Supercuts is a hair salon franchise with more than 2,400 locations across the United States, Canada (in the provinces of Ontario and New Brunswick), and the United Kingdom. The company was founded in the San Francisco Bay Area in 1975, by Geoffrey M. Rappaport and Frank E. Emmett. The company's first location was in Albany, California. The company's headquarters are located in Minneapolis, Minnesota.

Supercuts is a wholly owned subsidiary of Regis Corporation, which also owns Regis Salons, Mia & Maxx, MasterCuts, Cost Cutters, SmartStyle, and First Choice Haircutters in the United States and Canada.

The Supercuts salons in the United Kingdom are owned and operated by the Bushell Investment Group, a U.K.-based private family office focused on investing in small and medium enterprise businesses, under a franchise agreement with Regis Corporation.
== History ==
Supercuts was founded in 1975 in Albany, California, by Frank Emmett and Geoffrey Rappaport. It started franchising four years later. The company offered less costly services than upscale salons while still offering an alternative to the neighborhood barbershop. A significant marketing pillar of the brand was its unisex haircuts and the fact that customers did not need to book an appointment. Basic haircuts were $6 and add-on services made prices clearer than contemporary beauty salons. The founders developed a proprietary technique and trained their stylists to cut hair in just a few minutes. Stylists were also paid an hourly rate and received benefits, helping to attract cosmetology school graduates.
================
### PROBLEMS TO SOLVE
**A.** According to the text on Supercuts, in which city was the company's first location?
**B.** Carry the Supercuts text forward from the point where it stops.

### ENTRIES SUPPLIED
================
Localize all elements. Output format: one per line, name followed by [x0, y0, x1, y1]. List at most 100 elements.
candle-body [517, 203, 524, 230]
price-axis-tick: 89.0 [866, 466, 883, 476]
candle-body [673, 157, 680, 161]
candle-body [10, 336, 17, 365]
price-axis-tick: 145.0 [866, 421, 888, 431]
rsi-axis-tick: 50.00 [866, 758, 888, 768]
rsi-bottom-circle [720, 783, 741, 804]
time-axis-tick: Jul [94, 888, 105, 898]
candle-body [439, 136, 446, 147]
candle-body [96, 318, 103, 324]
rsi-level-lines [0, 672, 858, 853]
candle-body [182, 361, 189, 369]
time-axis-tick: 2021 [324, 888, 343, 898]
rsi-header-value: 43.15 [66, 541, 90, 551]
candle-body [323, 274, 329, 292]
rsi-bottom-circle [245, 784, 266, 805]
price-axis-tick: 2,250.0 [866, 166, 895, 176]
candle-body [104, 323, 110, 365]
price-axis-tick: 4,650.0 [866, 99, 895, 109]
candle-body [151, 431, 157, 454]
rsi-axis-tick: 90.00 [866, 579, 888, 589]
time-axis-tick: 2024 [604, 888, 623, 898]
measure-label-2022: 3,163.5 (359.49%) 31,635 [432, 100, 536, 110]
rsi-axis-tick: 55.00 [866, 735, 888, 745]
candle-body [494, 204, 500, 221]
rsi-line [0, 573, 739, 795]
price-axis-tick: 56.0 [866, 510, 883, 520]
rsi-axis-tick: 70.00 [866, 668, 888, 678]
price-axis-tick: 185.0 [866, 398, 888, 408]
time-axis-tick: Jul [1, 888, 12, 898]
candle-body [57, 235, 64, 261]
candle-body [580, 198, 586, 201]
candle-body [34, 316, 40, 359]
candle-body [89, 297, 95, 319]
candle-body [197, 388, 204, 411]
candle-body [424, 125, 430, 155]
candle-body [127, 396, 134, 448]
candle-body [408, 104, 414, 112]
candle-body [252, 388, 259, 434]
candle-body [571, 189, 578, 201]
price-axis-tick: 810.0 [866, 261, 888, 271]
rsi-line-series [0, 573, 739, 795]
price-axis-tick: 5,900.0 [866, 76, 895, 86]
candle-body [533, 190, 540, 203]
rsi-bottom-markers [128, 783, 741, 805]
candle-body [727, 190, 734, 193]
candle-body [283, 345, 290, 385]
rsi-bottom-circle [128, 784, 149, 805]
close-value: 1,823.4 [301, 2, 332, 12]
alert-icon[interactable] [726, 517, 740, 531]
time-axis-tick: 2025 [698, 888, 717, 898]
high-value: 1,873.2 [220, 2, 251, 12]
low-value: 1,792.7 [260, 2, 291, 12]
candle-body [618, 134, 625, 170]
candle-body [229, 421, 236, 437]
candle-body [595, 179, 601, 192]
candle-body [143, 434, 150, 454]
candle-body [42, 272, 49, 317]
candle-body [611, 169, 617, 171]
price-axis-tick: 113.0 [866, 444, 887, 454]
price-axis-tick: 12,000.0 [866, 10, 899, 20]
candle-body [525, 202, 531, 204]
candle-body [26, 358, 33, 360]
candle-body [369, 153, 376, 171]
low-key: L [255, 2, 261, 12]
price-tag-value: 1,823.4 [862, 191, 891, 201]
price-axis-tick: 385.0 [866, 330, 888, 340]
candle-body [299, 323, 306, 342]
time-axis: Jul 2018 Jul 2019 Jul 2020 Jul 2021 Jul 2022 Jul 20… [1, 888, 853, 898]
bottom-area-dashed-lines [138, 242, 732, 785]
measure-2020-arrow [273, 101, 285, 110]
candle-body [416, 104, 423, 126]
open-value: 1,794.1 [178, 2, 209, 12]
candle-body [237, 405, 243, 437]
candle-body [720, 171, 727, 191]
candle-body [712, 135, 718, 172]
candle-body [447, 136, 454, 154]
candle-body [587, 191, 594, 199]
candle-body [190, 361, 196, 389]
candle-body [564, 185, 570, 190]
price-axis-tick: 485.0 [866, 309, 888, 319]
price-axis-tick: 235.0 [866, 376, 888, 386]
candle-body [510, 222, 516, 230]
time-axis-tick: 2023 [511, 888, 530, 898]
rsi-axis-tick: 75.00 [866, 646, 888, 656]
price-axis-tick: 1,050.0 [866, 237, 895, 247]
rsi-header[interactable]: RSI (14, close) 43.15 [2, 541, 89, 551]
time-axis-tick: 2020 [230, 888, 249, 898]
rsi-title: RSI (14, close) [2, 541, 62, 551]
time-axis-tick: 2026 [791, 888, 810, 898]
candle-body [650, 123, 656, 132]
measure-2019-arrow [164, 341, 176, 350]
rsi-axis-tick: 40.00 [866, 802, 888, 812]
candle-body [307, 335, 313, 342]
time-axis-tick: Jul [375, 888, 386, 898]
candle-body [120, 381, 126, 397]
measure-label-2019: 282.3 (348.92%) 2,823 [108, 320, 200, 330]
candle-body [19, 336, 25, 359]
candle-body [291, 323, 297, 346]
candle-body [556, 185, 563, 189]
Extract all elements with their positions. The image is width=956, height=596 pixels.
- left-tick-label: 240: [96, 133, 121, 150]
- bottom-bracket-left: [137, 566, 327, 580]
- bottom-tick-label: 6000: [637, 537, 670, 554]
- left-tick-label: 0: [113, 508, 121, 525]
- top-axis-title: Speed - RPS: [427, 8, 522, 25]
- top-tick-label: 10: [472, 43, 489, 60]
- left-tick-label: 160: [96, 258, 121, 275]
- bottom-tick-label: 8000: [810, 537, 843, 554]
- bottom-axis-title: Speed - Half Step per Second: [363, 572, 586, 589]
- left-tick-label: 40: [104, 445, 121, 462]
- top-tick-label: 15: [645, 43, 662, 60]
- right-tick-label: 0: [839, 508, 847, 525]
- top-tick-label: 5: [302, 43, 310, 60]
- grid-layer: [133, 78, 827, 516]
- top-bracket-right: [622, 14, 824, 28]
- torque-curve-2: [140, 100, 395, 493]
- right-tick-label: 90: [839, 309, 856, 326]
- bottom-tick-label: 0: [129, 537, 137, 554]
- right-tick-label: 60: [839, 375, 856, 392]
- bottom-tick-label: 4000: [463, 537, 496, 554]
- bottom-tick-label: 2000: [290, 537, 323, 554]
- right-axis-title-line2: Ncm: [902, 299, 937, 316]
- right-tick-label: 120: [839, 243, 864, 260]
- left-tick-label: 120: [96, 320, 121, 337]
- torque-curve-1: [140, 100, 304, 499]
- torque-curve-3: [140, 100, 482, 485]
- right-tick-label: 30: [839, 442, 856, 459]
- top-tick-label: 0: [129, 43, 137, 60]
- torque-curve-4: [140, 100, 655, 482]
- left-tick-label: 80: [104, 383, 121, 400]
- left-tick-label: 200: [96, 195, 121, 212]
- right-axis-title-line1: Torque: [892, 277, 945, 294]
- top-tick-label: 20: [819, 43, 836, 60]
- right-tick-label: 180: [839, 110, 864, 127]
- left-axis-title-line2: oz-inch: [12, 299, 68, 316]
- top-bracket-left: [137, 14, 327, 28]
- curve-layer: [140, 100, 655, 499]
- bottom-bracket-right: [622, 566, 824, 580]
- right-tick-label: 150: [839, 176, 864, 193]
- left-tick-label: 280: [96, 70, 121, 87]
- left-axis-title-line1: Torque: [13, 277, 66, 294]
================
### ANSWERS FOR THIS EXERCISE
**A.** Albany, California.

**B.**
By the mid-1980s, hundreds of new Supercuts franchises had opened in 39 states. In 1987, the founders sold their brand for $21.4 million to a venture capital group led by David Lipson, who took the company public in 1991. After this, Lipson began opening more corporate-owned stores and buying back franchisees. Between 1991 and 1995, its revenue tripled from $32 million to $100.8 million and system-wide sales increased from $190 million to $295 million.

However, by 1995, the company was struggling. It had aggressively expanded into New York, and its resources were now spread thin. Its stock value had nearly halved since 1993 and Supercuts reported a $7.1-million loss for 1995. Lipson was accused of skirting tax laws, manipulating earnings reports, and other improprieties and was forced out as CEO and chairman in early 1996. He later faced insider trading charges.

In July 1996, Supercuts was acquired by Regis Corporation for $120 million. The company had approximately 1,150 stores at this time.